**EXTRAIT DU TEXTE:**
Pour sûr, Guillaume Canet est volontaire et appliqué. Ne le dis à personne, son second film de réalisateur après Mon idole en 2002, place la barre très haut : signer un thriller ambitieux, héritier d’une tradition scénaristique et visuelle très américaine, en lorgnant tout particulièrement vers le maître absolu en la matière, Alfred Hitchcock. Pas sûr, hélas, que celui-ci aurait apprécié ce film honnête mais mollasson, qui ne se décide jamais à sortir des sentiers balisés malgré un acteur principal, François Cluzet, capable de jeter un peu de trouble dans un divertissement trop limpide.
Ne le dis à personne, adapté d’un best-seller de Harlan Coben, fait directement référence à Sueurs froides (jusque dans le graphisme de l’affiche, honteusement pompée sur les créations de Saul Bass, artiste précurseur à l’origine des visuels et génériques mythiques de Sueurs froides, Autopsie d’un meurtre, La Mort aux trousses et Psychose, entre autres). Alex et sa femme Margot forment un couple parfaitement heureux jusqu’à ce que celle-ci soit sauvagement assassinée par un serial-killer. Retrouvé inconscient sur le lieu du crime, soupçonné puis rapidement acquitté, Alex sombre dans la déprime. Huit ans plus tard, il reçoit un mystérieux e‑mail anonyme avec en pièce jointe, une vidéo montrant une femme perdue dans la foule… Alex reconnaît le visage de Margot. Dès lors, sa vie bascule.
Tout amateur de thriller alambiqué aux rebondissements multiples devrait trouver un tel pitch fort alléchant, et il y a de quoi : en deux heures cinq, Ne le dis à personne compte plus de retournements de situations que dans l’entière filmographie de M. Night Shyamalan. D’autant plus que Guillaume Canet a le bon goût de ne pas trop faire le malin côté mise en scène : si on peut lui reprocher une esthétique très léchée digne des grosses productions hollywoodiennes, tout au moins réussit-il à éviter les pièges d’un montage frénétique et autres cadrages superflus. Même s’il n’y réussit pas toujours, Canet tend vers une certaine élégance désuète, issue de la volonté louable de ne pas laisser l’image prendre le pas sur son scénario et ses acteurs.

**ENTRÉES DE DONNÉES:**
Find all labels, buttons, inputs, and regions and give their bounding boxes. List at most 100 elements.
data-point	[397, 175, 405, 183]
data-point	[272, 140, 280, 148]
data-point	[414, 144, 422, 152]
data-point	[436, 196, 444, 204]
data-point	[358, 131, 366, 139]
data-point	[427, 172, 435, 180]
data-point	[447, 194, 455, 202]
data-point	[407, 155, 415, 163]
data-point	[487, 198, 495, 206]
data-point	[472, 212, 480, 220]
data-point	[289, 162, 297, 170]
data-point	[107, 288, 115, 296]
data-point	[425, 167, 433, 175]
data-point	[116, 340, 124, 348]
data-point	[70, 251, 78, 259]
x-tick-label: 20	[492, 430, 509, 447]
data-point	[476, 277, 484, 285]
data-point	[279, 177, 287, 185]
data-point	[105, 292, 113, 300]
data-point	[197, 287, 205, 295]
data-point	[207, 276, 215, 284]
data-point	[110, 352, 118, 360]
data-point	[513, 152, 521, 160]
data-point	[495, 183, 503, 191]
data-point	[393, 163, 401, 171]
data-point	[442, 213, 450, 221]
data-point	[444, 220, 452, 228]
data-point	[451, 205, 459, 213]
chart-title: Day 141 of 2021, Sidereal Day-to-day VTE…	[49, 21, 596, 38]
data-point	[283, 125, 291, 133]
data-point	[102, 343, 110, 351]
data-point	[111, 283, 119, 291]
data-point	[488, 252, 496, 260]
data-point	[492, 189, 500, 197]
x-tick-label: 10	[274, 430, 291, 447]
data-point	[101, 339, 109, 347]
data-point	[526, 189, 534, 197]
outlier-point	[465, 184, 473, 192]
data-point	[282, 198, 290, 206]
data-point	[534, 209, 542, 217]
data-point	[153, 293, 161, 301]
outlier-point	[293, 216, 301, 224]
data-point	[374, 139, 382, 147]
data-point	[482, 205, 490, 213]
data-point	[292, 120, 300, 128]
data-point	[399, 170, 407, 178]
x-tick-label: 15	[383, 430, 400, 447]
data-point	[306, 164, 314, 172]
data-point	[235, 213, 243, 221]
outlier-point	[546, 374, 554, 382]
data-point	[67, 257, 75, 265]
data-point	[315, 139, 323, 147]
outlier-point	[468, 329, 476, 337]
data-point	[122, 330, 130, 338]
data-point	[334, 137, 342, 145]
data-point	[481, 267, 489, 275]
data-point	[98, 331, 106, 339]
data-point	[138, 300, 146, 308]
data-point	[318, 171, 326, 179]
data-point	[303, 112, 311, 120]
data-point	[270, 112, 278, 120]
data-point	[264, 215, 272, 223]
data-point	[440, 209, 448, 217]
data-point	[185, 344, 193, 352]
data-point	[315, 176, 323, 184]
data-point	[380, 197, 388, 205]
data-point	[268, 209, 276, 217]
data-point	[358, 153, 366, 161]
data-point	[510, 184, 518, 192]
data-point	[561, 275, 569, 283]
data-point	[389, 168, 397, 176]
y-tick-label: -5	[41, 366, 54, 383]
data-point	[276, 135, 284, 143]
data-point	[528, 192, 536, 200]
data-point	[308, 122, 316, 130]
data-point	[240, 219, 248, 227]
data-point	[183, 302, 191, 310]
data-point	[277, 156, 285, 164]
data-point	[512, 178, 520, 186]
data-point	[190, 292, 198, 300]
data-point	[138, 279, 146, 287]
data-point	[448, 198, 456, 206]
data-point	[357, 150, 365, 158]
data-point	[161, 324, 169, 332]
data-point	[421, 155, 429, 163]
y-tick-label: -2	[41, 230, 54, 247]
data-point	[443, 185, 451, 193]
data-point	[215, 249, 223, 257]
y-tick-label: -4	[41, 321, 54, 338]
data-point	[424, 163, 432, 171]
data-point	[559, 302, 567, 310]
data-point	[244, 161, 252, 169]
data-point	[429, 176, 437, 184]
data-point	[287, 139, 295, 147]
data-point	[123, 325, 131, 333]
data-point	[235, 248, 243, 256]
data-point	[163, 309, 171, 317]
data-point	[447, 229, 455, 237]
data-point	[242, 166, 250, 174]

**CONSIGNES:**
a - Dans la critique de Ne le dis à personne, relevez les titres de films que le texte associe aux visuels et génériques de Saul Bass.
b - Poursuivez la critique de Ne le dis à personne à partir de la dernière phrase.

**RÉPONSES AUX EXERCICES:**
a -
Sueurs froides
Autopsie d’un meurtre
La Mort aux trousses
Psychose

b -
Syndrome du comédien passé à la mise en scène ? À la façon d’une Nicole Garcia, Guillaume Canet doit sans doute jouir d’une réputation flatteuse de directeur d’acteurs au sein des gens du métier. Le casting de Ne le dis à personne ressemble à un embouteillage un soir de remise des César. La possibilité donnée à chaque comédien d’incarner un personnage aux antipodes de son emploi habituel y est pour beaucoup : Marie-Josée Croze en femme mystérieuse, André Dussollier en beau-père ambigu, Kristin Scott-Thomas en meilleure copine lesbienne, François Berléand en flic pince-sans-rire, Nathalie Baye en avocate star du barreau, Gilles Lellouche en caillera sympa (par ailleurs, vraie révélation du film)… Et en tête d’affiche, l’éternel second rôle François Cluzet. Si on peut prendre un certain plaisir à voir défiler ces visages connus pour parfois quelques minutes à peine, la meilleure idée de Guillaume Canet est d’avoir confié le personnage principal à Cluzet qui devrait, avec le succès probable du film, retrouver des rôles à la mesure de son talent : grâce à lui, Ne le dis à personne emprunte de temps à autres des détours inédits, entraînant le simple divertissement vers des profondeurs inhabituelles dans une production de ce genre. Le comédien offre à ce rôle à la Harrison Ford un réalisme bienvenu, lorgnant même de temps en temps vers une étrangeté presque lynchienne que le pauvre Canet est hélas bien incapable d’exploiter comme il se doit.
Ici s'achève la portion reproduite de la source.